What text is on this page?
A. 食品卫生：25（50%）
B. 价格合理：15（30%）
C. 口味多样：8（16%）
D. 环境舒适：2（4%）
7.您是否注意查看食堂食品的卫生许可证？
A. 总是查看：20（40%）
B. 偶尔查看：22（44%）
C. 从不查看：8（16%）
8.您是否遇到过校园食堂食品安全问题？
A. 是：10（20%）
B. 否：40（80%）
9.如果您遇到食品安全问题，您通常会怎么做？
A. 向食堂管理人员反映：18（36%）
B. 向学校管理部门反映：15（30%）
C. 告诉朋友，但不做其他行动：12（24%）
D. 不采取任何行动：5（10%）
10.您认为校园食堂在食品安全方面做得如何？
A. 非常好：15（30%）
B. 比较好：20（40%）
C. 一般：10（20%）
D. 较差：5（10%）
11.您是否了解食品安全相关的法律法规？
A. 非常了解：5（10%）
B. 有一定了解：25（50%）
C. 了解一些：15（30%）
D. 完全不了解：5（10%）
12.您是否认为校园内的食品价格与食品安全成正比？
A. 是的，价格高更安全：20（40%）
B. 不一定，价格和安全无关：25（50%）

......

TASK BRIEF: Could you reproduce every record above exactly as it appears?

FULL ANSWER:
What text is on this page?
A. 食品卫生：25（50%）
B. 价格合理：15（30%）
C. 口味多样：8（16%）
D. 环境舒适：2（4%）
7.您是否注意查看食堂食品的卫生许可证？
A. 总是查看：20（40%）
B. 偶尔查看：22（44%）
C. 从不查看：8（16%）
8.您是否遇到过校园食堂食品安全问题？
A. 是：10（20%）
B. 否：40（80%）
9.如果您遇到食品安全问题，您通常会怎么做？
A. 向食堂管理人员反映：18（36%）
B. 向学校管理部门反映：15（30%）
C. 告诉朋友，但不做其他行动：12（24%）
D. 不采取任何行动：5（10%）
10.您认为校园食堂在食品安全方面做得如何？
A. 非常好：15（30%）
B. 比较好：20（40%）
C. 一般：10（20%）
D. 较差：5（10%）
11.您是否了解食品安全相关的法律法规？
A. 非常了解：5（10%）
B. 有一定了解：25（50%）
C. 了解一些：15（30%）
D. 完全不了解：5（10%）
12.您是否认为校园内的食品价格与食品安全成正比？
A. 是的，价格高更安全：20（40%）
B. 不一定，价格和安全无关：25（50%）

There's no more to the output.